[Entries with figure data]
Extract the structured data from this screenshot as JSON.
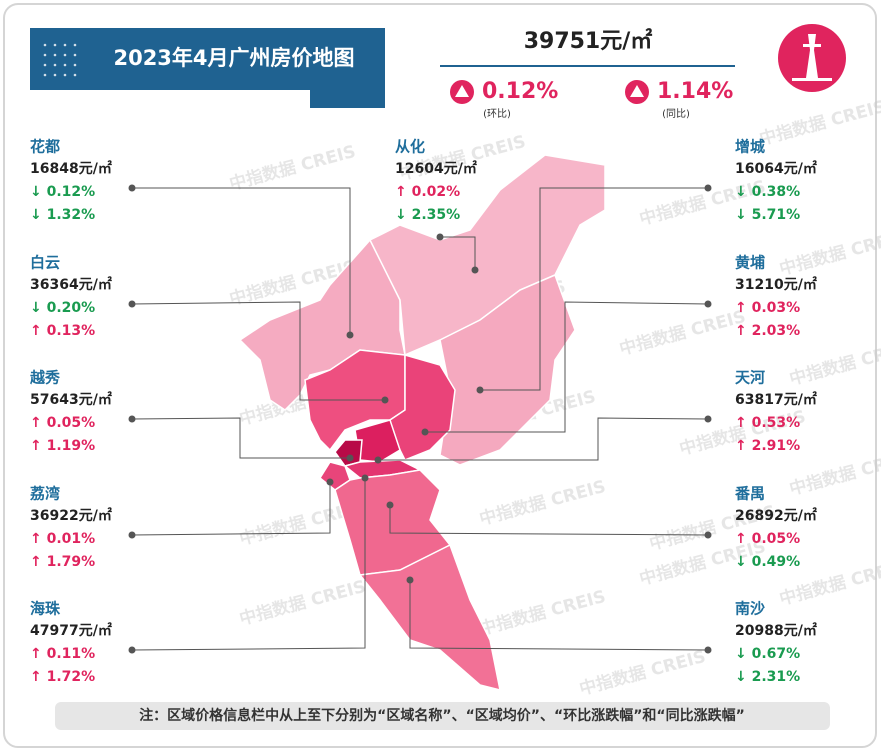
{
  "header": {
    "title": "2023年4月广州房价地图",
    "price": "39751元/㎡",
    "mom": "0.12%",
    "mom_label": "(环比)",
    "yoy": "1.14%",
    "yoy_label": "(同比)"
  },
  "districts": [
    {
      "name": "花都",
      "price": "16848元/㎡",
      "mom": "↓ 0.12%",
      "yoy": "↓ 1.32%"
    },
    {
      "name": "白云",
      "price": "36364元/㎡",
      "mom": "↓ 0.20%",
      "yoy": "↑ 0.13%"
    },
    {
      "name": "越秀",
      "price": "57643元/㎡",
      "mom": "↑ 0.05%",
      "yoy": "↑ 1.19%"
    },
    {
      "name": "荔湾",
      "price": "36922元/㎡",
      "mom": "↑ 0.01%",
      "yoy": "↑ 1.79%"
    },
    {
      "name": "海珠",
      "price": "47977元/㎡",
      "mom": "↑ 0.11%",
      "yoy": "↑ 1.72%"
    },
    {
      "name": "从化",
      "price": "12604元/㎡",
      "mom": "↑ 0.02%",
      "yoy": "↓ 2.35%"
    },
    {
      "name": "增城",
      "price": "16064元/㎡",
      "mom": "↓ 0.38%",
      "yoy": "↓ 5.71%"
    },
    {
      "name": "黄埔",
      "price": "31210元/㎡",
      "mom": "↑ 0.03%",
      "yoy": "↑ 2.03%"
    },
    {
      "name": "天河",
      "price": "63817元/㎡",
      "mom": "↑ 0.53%",
      "yoy": "↑ 2.91%"
    },
    {
      "name": "番禺",
      "price": "26892元/㎡",
      "mom": "↑ 0.05%",
      "yoy": "↓ 0.49%"
    },
    {
      "name": "南沙",
      "price": "20988元/㎡",
      "mom": "↓ 0.67%",
      "yoy": "↓ 2.31%"
    }
  ],
  "watermark": "中指数据 CREIS",
  "note": "注：区域价格信息栏中从上至下分别为“区域名称”、“区域均价”、“环比涨跌幅”和“同比涨跌幅”"
}
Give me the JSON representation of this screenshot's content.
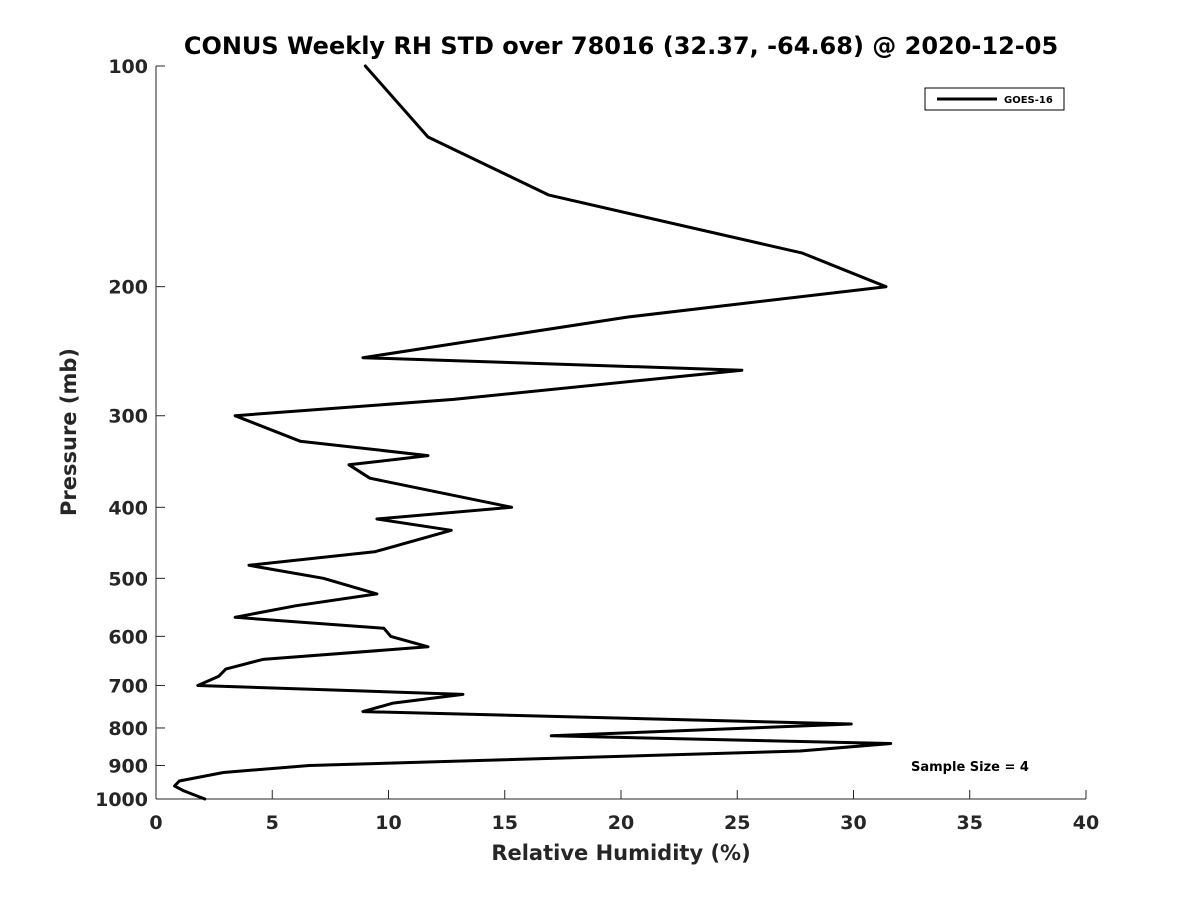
{
  "chart_data": {
    "type": "line",
    "title": "CONUS Weekly RH STD over 78016 (32.37, -64.68) @ 2020-12-05",
    "xlabel": "Relative Humidity (%)",
    "ylabel": "Pressure (mb)",
    "xlim": [
      0,
      40
    ],
    "ylim": [
      100,
      1000
    ],
    "y_scale": "log",
    "y_reversed": true,
    "x_ticks": [
      0,
      5,
      10,
      15,
      20,
      25,
      30,
      35,
      40
    ],
    "y_ticks": [
      100,
      200,
      300,
      400,
      500,
      600,
      700,
      800,
      900,
      1000
    ],
    "grid": false,
    "legend_position": "top-right",
    "annotation": "Sample Size = 4",
    "series": [
      {
        "name": "GOES-16",
        "color": "#000000",
        "points": [
          [
            9.0,
            100
          ],
          [
            11.7,
            125
          ],
          [
            16.9,
            150
          ],
          [
            27.8,
            180
          ],
          [
            31.4,
            200
          ],
          [
            20.3,
            220
          ],
          [
            8.9,
            250
          ],
          [
            25.2,
            260
          ],
          [
            12.8,
            285
          ],
          [
            3.4,
            300
          ],
          [
            6.2,
            325
          ],
          [
            11.7,
            340
          ],
          [
            8.3,
            350
          ],
          [
            9.2,
            365
          ],
          [
            15.3,
            400
          ],
          [
            9.5,
            415
          ],
          [
            12.7,
            430
          ],
          [
            9.4,
            460
          ],
          [
            4.0,
            480
          ],
          [
            7.2,
            500
          ],
          [
            9.5,
            525
          ],
          [
            6.0,
            545
          ],
          [
            3.4,
            565
          ],
          [
            9.8,
            585
          ],
          [
            10.1,
            600
          ],
          [
            11.7,
            620
          ],
          [
            4.6,
            645
          ],
          [
            3.0,
            665
          ],
          [
            2.7,
            680
          ],
          [
            1.8,
            700
          ],
          [
            13.2,
            720
          ],
          [
            10.2,
            740
          ],
          [
            8.9,
            760
          ],
          [
            29.9,
            790
          ],
          [
            17.0,
            820
          ],
          [
            31.6,
            840
          ],
          [
            27.7,
            860
          ],
          [
            6.6,
            900
          ],
          [
            2.9,
            920
          ],
          [
            1.0,
            945
          ],
          [
            0.8,
            960
          ],
          [
            1.2,
            975
          ],
          [
            2.1,
            1000
          ]
        ]
      }
    ]
  }
}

◆ To be done: Transcribe the material as is, with images omitted.

◆ Answer for this exercise:
Extract the structured data from this screenshot as JSON.
{
  "header": {
    "title": "2023年4月广州房价地图",
    "price": "39751元/㎡",
    "mom": "0.12%",
    "mom_label": "(环比)",
    "yoy": "1.14%",
    "yoy_label": "(同比)"
  },
  "districts": [
    {
      "name": "花都",
      "price": "16848元/㎡",
      "mom": "↓ 0.12%",
      "yoy": "↓ 1.32%"
    },
    {
      "name": "白云",
      "price": "36364元/㎡",
      "mom": "↓ 0.20%",
      "yoy": "↑ 0.13%"
    },
    {
      "name": "越秀",
      "price": "57643元/㎡",
      "mom": "↑ 0.05%",
      "yoy": "↑ 1.19%"
    },
    {
      "name": "荔湾",
      "price": "36922元/㎡",
      "mom": "↑ 0.01%",
      "yoy": "↑ 1.79%"
    },
    {
      "name": "海珠",
      "price": "47977元/㎡",
      "mom": "↑ 0.11%",
      "yoy": "↑ 1.72%"
    },
    {
      "name": "从化",
      "price": "12604元/㎡",
      "mom": "↑ 0.02%",
      "yoy": "↓ 2.35%"
    },
    {
      "name": "增城",
      "price": "16064元/㎡",
      "mom": "↓ 0.38%",
      "yoy": "↓ 5.71%"
    },
    {
      "name": "黄埔",
      "price": "31210元/㎡",
      "mom": "↑ 0.03%",
      "yoy": "↑ 2.03%"
    },
    {
      "name": "天河",
      "price": "63817元/㎡",
      "mom": "↑ 0.53%",
      "yoy": "↑ 2.91%"
    },
    {
      "name": "番禺",
      "price": "26892元/㎡",
      "mom": "↑ 0.05%",
      "yoy": "↓ 0.49%"
    },
    {
      "name": "南沙",
      "price": "20988元/㎡",
      "mom": "↓ 0.67%",
      "yoy": "↓ 2.31%"
    }
  ],
  "watermark": "中指数据 CREIS",
  "note": "注：区域价格信息栏中从上至下分别为“区域名称”、“区域均价”、“环比涨跌幅”和“同比涨跌幅”"
}
Give me the JSON representation of this screenshot's content.
{
  "chart_data": {
    "type": "line",
    "title": "CONUS Weekly RH STD over 78016 (32.37, -64.68) @ 2020-12-05",
    "xlabel": "Relative Humidity (%)",
    "ylabel": "Pressure (mb)",
    "xlim": [
      0,
      40
    ],
    "ylim": [
      100,
      1000
    ],
    "y_scale": "log",
    "y_reversed": true,
    "x_ticks": [
      0,
      5,
      10,
      15,
      20,
      25,
      30,
      35,
      40
    ],
    "y_ticks": [
      100,
      200,
      300,
      400,
      500,
      600,
      700,
      800,
      900,
      1000
    ],
    "grid": false,
    "legend_position": "top-right",
    "annotation": "Sample Size = 4",
    "series": [
      {
        "name": "GOES-16",
        "color": "#000000",
        "points": [
          [
            9.0,
            100
          ],
          [
            11.7,
            125
          ],
          [
            16.9,
            150
          ],
          [
            27.8,
            180
          ],
          [
            31.4,
            200
          ],
          [
            20.3,
            220
          ],
          [
            8.9,
            250
          ],
          [
            25.2,
            260
          ],
          [
            12.8,
            285
          ],
          [
            3.4,
            300
          ],
          [
            6.2,
            325
          ],
          [
            11.7,
            340
          ],
          [
            8.3,
            350
          ],
          [
            9.2,
            365
          ],
          [
            15.3,
            400
          ],
          [
            9.5,
            415
          ],
          [
            12.7,
            430
          ],
          [
            9.4,
            460
          ],
          [
            4.0,
            480
          ],
          [
            7.2,
            500
          ],
          [
            9.5,
            525
          ],
          [
            6.0,
            545
          ],
          [
            3.4,
            565
          ],
          [
            9.8,
            585
          ],
          [
            10.1,
            600
          ],
          [
            11.7,
            620
          ],
          [
            4.6,
            645
          ],
          [
            3.0,
            665
          ],
          [
            2.7,
            680
          ],
          [
            1.8,
            700
          ],
          [
            13.2,
            720
          ],
          [
            10.2,
            740
          ],
          [
            8.9,
            760
          ],
          [
            29.9,
            790
          ],
          [
            17.0,
            820
          ],
          [
            31.6,
            840
          ],
          [
            27.7,
            860
          ],
          [
            6.6,
            900
          ],
          [
            2.9,
            920
          ],
          [
            1.0,
            945
          ],
          [
            0.8,
            960
          ],
          [
            1.2,
            975
          ],
          [
            2.1,
            1000
          ]
        ]
      }
    ]
  }
}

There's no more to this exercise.